__Task objective__. Continue the forum thread about choosing a DCC decoder for a locomotive, starting right after its last line.

__Passage to read__.
•••••

# I have another stupid question



## Ml-toys (Dec 19, 2013)

When converting a loco to dcc is there a difference in which decoder you have to buy. Like are there certain ones for a certain loco.
Been reading but confused.


----------



## I Am Fasha (Apr 2, 2013)

Im new to DCC, but I think this is only important if you are buying a decoder with sound. I have installed about 6 decoders so far. All of them have been Digitrax none sound. Either DH or DN123's and one DN135. The "D" is for Digitrax. The second letter is for the scale. I like Digitrax. They come with easy to understand instructions.


----------



## Southern (Nov 17, 2008)

I Am Fasha said:


> All of them have been Digitrax none sound.


Liar! ( can say that because he is a friend of mine) You have also installed one NCE.

Some decoders are made for some locos. Others are made to fit almost any thing. What are you wanting to put on ie?


----------



## Prospect193 (Nov 30, 2011)

Southern said:


> Liar! ( can say that because he is a friend of mine) You have also installed one NCE.


HAHAHAHA!!! What a meanie you are!!!:laugh:


----------



## I Am Fasha (Apr 2, 2013)

Southern said:


> Liar! ( can say that because he is a friend of mine) You have also installed one NCE.


LOL I forgot about that one Southern and true :thumbsup:


----------



## timlange3 (Jan 16, 2013)

Generally the smaller scales need less power, so a decoder for N scale may not provide enough power for HO, O, or G scale engines. You need to find out the maximum current draw of your engine and get a decoder that can supply at least that amount of current.

The next thing is features, a basic decoder will control engine speed and the front and rear lights. More features get you ditch lights, strobe lights, cab light, sound (bell, horn, engine), back EMF (so it doesn't slow down on uphills, or go faster on downhills), and so on.


----------



## D&J Railroad (Oct 4, 2013)

The decoders that are wrapped in a blue plastic are general decoders and can be installed in any locomotive, depending on scale of course and whether its steam or deisel.
The decoders that are longer narrow boards with connection tabs on the sides and ends are designed for specific models which is noted in the decoder description.


----------



## Ml-toys (Dec 19, 2013)

•••••

Excerpts from a layout annotation set:
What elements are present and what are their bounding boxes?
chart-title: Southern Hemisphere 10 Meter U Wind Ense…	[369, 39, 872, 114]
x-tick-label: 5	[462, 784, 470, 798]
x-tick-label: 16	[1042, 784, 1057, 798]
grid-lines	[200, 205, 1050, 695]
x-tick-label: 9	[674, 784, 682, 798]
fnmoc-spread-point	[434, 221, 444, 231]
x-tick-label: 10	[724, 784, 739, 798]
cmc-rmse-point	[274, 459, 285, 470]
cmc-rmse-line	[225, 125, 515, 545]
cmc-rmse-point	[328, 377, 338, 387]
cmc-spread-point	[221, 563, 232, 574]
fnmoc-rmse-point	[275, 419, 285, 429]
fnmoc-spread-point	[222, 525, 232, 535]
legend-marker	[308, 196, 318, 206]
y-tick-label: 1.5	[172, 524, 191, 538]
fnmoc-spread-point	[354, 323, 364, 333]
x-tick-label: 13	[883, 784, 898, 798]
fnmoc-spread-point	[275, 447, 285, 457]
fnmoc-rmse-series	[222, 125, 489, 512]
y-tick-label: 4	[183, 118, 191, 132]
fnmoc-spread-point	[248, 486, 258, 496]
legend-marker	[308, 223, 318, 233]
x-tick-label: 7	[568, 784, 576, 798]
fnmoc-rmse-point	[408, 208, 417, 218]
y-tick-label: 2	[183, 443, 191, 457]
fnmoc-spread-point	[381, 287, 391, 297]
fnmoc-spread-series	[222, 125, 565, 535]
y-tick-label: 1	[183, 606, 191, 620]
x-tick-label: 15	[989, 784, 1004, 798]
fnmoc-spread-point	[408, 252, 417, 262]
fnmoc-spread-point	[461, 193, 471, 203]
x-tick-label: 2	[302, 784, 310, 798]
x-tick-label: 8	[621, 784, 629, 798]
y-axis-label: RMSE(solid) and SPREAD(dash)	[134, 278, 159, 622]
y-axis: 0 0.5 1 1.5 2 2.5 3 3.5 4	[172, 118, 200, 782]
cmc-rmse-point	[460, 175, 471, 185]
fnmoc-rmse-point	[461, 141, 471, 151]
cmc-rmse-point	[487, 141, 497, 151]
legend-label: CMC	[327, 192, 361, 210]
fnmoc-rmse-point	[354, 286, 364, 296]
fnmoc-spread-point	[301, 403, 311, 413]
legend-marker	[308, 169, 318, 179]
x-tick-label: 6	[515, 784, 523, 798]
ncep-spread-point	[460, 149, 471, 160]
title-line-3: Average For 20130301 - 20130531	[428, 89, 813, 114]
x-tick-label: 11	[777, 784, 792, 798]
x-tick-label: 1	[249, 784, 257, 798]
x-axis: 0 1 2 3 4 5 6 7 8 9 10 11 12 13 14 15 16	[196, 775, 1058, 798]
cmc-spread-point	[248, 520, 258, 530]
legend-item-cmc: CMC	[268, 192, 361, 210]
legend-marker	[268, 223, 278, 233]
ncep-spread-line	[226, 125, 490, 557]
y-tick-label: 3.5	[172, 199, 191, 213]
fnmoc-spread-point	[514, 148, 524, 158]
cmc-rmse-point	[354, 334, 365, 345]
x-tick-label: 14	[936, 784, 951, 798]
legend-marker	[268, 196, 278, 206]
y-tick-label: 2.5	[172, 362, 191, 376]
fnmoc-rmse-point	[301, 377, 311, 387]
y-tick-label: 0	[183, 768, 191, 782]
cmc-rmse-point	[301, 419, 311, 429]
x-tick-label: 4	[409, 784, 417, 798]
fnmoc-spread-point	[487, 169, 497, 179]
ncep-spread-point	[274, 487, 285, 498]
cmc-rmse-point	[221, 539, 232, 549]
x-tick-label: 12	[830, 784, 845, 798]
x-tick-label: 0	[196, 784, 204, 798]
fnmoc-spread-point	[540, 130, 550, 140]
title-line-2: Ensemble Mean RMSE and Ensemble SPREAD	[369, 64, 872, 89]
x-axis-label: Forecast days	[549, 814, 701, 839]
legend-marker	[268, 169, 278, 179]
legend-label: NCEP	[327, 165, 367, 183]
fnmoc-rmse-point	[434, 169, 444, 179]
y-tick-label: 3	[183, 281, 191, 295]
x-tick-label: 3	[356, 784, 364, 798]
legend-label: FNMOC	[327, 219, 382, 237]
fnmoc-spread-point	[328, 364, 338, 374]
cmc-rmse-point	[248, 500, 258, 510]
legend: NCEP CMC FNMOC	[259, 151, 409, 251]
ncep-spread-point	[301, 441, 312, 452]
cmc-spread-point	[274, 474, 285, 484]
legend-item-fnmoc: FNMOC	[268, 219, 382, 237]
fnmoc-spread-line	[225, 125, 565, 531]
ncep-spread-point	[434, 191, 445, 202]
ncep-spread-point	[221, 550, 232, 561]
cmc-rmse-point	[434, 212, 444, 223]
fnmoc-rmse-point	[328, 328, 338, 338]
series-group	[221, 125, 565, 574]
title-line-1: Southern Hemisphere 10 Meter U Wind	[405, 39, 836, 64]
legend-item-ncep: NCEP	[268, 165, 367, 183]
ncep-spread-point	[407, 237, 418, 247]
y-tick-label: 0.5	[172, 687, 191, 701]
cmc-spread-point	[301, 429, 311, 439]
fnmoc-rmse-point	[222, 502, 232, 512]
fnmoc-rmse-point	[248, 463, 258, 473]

•••••

__Output below__.
timlange3 said:


> Generally the smaller scales need less power, so a decoder for N scale may not provide enough power for HO, O, or G scale engines. You need to find out the maximum current draw of your engine and get a decoder that can supply at least that amount of current.
> 
> The next thing is features, a basic decoder will control engine speed and the front and rear lights. More features get you ditch lights, strobe lights, cab light, sound (bell, horn, engine), back EMF (so it doesn't slow down on uphills, or go faster on downhills), and so on.


Ok, i am usind N-scale and have some that i would just like to try and convert before indecide to buy new locos. Thanks for the list of features, had no idea you can do all that.
That EMF sounds cool, kinda like having cruise control on in your car.

Thank you


----------



## golfermd (Apr 19, 2013)

My experience so far says that the dimensions of the DCC decoder are the determining factor. Sound cards are will fit fairly easy. It's the speaker that is the issue.


----------



## Ml-toys (Dec 19, 2013)

thanks everyone


----------



## NIMT (Jan 6, 2011)

Ml-toys said:


> When converting a loco to dcc is there a difference in which decoder you have to buy. Like are there certain ones for a certain loco.
> Been reading but confused.


Yes and No. 
Some loco and engines are PLug and play some are replaceing a board, and some are hard wired.


I Am Fasha said:


> Im new to DCC, but I think this is only important if you are buying a decoder with sound. I have installed about 6 decoders so far. All of them have been Digitrax none sound. Either DH or DN123's and one DN135. The "D" is for Digitrax. The second letter is for the scale. I like Digitrax. They come with easy to understand instructions.





timlange3 said:


> Generally the smaller scales need less power, so a decoder for N scale may not provide enough power for HO, O, or G scale engines. You need to find out the maximum current draw of your engine and get a decoder that can supply at least that amount of current.
> 
> The next thing is features, a basic decoder will control engine speed and the front and rear lights. More features get you ditch lights, strobe lights, cab light, sound (bell, horn, engine), back EMF (so it doesn't slow down on uphills, or go faster on downhills), and so on.


Your both just basing your answers on Digitrax specs, my Soundtraxx decoders have the same ratings for both HO And N.
I Am Fasha, step up to the plate, I can do a better decoder sound or non sound decoder than Digitrax, and usually for a better price, and I know a lot better sound.




Ml-toys said:


> Ok, i am usind N-scale and have some that i would just like to try and convert before indecide to buy new locos. Thanks for the list of features, had no idea you can do all that.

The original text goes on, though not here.